» Given entries:
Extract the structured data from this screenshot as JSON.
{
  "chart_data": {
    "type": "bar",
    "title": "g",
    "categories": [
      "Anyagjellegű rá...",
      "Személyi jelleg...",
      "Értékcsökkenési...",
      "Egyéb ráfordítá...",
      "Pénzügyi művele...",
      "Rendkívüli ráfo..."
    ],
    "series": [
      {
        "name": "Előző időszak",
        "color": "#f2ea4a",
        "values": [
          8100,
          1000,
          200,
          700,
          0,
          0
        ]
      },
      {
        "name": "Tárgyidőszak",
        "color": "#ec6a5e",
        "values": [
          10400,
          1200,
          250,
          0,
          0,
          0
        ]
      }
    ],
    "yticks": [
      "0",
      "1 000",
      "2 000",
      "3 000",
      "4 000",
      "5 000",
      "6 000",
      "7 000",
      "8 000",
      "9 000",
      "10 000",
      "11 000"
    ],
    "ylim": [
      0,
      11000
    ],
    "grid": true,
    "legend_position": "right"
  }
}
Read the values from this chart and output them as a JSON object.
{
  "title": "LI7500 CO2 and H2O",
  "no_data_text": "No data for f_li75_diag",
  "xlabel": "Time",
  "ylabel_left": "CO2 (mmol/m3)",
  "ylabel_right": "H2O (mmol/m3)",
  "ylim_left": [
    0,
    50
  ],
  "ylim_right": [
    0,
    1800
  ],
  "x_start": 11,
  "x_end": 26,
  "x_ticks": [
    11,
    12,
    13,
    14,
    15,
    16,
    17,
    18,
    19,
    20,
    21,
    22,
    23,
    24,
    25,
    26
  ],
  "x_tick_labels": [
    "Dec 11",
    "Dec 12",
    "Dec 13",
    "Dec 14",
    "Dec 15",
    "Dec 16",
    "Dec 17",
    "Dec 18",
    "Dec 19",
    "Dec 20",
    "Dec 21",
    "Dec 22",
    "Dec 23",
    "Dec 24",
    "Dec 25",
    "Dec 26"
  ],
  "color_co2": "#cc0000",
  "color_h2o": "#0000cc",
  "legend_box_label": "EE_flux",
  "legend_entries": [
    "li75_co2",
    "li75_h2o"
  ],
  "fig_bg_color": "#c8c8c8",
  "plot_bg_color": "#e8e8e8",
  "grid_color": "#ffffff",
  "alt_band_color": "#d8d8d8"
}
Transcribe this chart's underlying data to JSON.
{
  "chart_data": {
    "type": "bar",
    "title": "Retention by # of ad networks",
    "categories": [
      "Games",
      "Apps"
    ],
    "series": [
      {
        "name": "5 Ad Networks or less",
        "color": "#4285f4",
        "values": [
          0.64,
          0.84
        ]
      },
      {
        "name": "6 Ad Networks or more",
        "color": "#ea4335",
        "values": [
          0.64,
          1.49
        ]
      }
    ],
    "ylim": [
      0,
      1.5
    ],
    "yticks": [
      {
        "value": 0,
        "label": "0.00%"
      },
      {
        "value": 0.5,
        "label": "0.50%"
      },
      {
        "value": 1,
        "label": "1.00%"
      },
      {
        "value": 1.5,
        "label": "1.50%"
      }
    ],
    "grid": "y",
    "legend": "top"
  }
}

» Problem requirements: Show the data once more, exactly as it was written.

» Finished exercise:
Extract the structured data from this screenshot as JSON.
{
  "chart_data": {
    "type": "bar",
    "title": "g",
    "categories": [
      "Anyagjellegű rá...",
      "Személyi jelleg...",
      "Értékcsökkenési...",
      "Egyéb ráfordítá...",
      "Pénzügyi művele...",
      "Rendkívüli ráfo..."
    ],
    "series": [
      {
        "name": "Előző időszak",
        "color": "#f2ea4a",
        "values": [
          8100,
          1000,
          200,
          700,
          0,
          0
        ]
      },
      {
        "name": "Tárgyidőszak",
        "color": "#ec6a5e",
        "values": [
          10400,
          1200,
          250,
          0,
          0,
          0
        ]
      }
    ],
    "yticks": [
      "0",
      "1 000",
      "2 000",
      "3 000",
      "4 000",
      "5 000",
      "6 000",
      "7 000",
      "8 000",
      "9 000",
      "10 000",
      "11 000"
    ],
    "ylim": [
      0,
      11000
    ],
    "grid": true,
    "legend_position": "right"
  }
}
Read the values from this chart and output them as a JSON object.
{
  "title": "LI7500 CO2 and H2O",
  "no_data_text": "No data for f_li75_diag",
  "xlabel": "Time",
  "ylabel_left": "CO2 (mmol/m3)",
  "ylabel_right": "H2O (mmol/m3)",
  "ylim_left": [
    0,
    50
  ],
  "ylim_right": [
    0,
    1800
  ],
  "x_start": 11,
  "x_end": 26,
  "x_ticks": [
    11,
    12,
    13,
    14,
    15,
    16,
    17,
    18,
    19,
    20,
    21,
    22,
    23,
    24,
    25,
    26
  ],
  "x_tick_labels": [
    "Dec 11",
    "Dec 12",
    "Dec 13",
    "Dec 14",
    "Dec 15",
    "Dec 16",
    "Dec 17",
    "Dec 18",
    "Dec 19",
    "Dec 20",
    "Dec 21",
    "Dec 22",
    "Dec 23",
    "Dec 24",
    "Dec 25",
    "Dec 26"
  ],
  "color_co2": "#cc0000",
  "color_h2o": "#0000cc",
  "legend_box_label": "EE_flux",
  "legend_entries": [
    "li75_co2",
    "li75_h2o"
  ],
  "fig_bg_color": "#c8c8c8",
  "plot_bg_color": "#e8e8e8",
  "grid_color": "#ffffff",
  "alt_band_color": "#d8d8d8"
}
Transcribe this chart's underlying data to JSON.
{
  "chart_data": {
    "type": "bar",
    "title": "Retention by # of ad networks",
    "categories": [
      "Games",
      "Apps"
    ],
    "series": [
      {
        "name": "5 Ad Networks or less",
        "color": "#4285f4",
        "values": [
          0.64,
          0.84
        ]
      },
      {
        "name": "6 Ad Networks or more",
        "color": "#ea4335",
        "values": [
          0.64,
          1.49
        ]
      }
    ],
    "ylim": [
      0,
      1.5
    ],
    "yticks": [
      {
        "value": 0,
        "label": "0.00%"
      },
      {
        "value": 0.5,
        "label": "0.50%"
      },
      {
        "value": 1,
        "label": "1.00%"
      },
      {
        "value": 1.5,
        "label": "1.50%"
      }
    ],
    "grid": "y",
    "legend": "top"
  }
}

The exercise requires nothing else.